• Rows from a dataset
+---+
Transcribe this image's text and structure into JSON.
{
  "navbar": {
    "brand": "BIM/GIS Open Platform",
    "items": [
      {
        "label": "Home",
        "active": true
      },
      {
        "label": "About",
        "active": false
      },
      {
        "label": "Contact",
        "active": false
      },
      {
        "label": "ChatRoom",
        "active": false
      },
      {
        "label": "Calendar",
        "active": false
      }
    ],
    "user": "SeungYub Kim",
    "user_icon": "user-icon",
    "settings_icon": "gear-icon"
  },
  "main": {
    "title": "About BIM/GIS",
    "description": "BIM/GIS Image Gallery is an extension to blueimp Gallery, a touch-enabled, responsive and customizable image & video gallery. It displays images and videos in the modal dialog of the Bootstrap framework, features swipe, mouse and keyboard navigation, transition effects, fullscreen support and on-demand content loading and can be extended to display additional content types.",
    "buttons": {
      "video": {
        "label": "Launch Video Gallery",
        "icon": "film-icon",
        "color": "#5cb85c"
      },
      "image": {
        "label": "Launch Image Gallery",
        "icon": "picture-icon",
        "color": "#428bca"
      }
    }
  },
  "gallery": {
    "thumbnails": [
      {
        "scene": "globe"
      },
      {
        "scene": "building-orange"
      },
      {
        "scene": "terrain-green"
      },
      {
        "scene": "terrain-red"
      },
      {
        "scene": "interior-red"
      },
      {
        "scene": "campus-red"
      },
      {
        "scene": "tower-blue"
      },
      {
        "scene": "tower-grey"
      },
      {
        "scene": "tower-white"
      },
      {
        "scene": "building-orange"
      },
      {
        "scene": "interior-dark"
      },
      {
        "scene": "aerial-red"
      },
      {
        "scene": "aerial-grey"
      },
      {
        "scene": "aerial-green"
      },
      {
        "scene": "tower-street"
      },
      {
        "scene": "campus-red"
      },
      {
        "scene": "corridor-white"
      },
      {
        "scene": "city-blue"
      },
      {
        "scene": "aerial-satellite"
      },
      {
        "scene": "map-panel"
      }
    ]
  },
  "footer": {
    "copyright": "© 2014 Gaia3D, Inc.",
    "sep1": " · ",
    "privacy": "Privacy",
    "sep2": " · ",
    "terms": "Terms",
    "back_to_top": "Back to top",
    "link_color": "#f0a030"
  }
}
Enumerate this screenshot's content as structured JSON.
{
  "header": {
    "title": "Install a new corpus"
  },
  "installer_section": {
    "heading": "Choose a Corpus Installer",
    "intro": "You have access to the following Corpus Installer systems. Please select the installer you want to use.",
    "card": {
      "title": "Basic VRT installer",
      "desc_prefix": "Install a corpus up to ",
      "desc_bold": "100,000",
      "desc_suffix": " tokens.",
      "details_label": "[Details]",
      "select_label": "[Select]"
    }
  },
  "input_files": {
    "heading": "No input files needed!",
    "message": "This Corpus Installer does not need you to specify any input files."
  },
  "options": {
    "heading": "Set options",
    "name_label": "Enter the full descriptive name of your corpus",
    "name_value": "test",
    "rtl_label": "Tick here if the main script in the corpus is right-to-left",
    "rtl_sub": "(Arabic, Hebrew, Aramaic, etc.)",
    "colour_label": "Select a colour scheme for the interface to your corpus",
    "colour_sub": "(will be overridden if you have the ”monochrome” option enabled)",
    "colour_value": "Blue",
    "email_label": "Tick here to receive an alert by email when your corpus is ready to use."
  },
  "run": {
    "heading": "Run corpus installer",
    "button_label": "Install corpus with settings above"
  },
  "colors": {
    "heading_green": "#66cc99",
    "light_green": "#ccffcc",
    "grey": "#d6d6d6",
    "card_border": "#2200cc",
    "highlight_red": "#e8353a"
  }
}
+---+
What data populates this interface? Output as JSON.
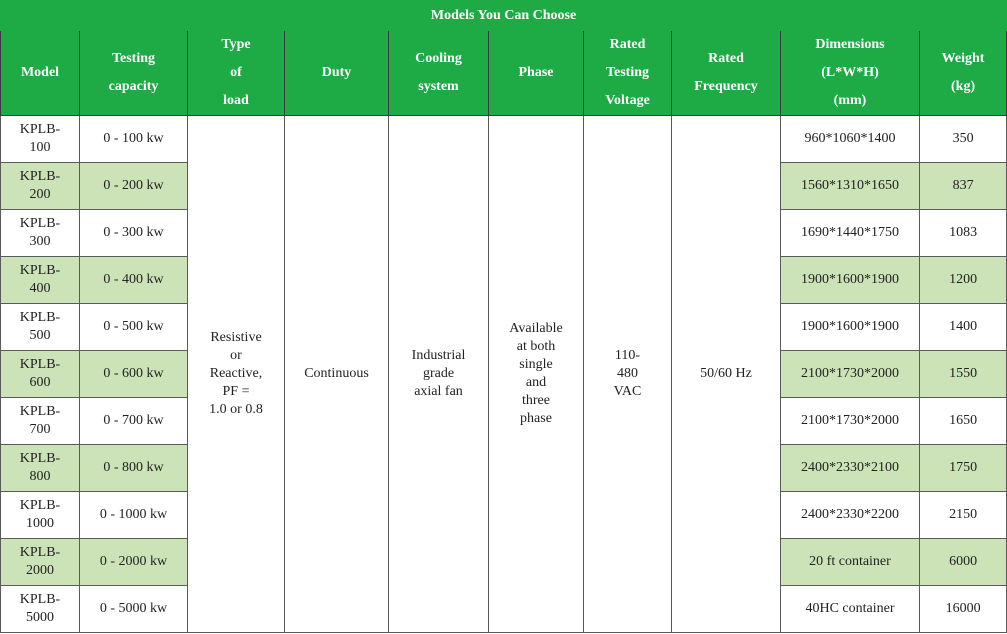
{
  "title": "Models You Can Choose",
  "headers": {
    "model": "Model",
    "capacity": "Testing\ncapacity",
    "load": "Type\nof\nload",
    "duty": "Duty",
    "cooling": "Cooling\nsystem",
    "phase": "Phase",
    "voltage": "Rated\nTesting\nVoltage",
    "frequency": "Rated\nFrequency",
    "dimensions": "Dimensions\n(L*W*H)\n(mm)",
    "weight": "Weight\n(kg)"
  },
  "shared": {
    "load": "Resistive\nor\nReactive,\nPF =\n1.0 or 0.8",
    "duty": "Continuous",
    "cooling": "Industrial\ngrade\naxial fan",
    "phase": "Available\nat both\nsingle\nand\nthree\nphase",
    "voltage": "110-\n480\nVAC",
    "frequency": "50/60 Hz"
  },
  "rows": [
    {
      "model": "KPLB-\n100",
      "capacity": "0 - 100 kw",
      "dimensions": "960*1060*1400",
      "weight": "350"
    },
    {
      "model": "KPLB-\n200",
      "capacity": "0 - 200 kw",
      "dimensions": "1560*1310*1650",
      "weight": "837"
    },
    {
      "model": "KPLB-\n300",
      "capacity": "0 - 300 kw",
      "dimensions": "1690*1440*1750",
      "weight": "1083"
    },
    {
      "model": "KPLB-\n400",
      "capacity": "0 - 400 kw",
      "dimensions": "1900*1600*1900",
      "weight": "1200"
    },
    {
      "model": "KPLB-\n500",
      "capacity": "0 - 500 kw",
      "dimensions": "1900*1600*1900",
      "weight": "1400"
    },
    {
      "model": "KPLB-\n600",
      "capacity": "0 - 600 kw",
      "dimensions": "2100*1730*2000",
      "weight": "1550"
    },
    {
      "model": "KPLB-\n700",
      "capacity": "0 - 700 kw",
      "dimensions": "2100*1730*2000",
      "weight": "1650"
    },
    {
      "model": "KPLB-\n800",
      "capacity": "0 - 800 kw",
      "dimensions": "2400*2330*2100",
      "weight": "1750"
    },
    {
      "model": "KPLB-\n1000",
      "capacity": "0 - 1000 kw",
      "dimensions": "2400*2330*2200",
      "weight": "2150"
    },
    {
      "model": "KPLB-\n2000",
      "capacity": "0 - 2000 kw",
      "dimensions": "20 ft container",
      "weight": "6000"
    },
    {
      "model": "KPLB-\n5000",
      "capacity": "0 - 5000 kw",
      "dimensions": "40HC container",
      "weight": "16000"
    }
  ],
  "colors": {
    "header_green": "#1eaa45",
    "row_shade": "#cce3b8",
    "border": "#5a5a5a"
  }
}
+---+
• What the task asks
Pick out and copy the lines of the entries that hold the string "user".

• In response
    "user": "SeungYub Kim",
    "user_icon": "user-icon",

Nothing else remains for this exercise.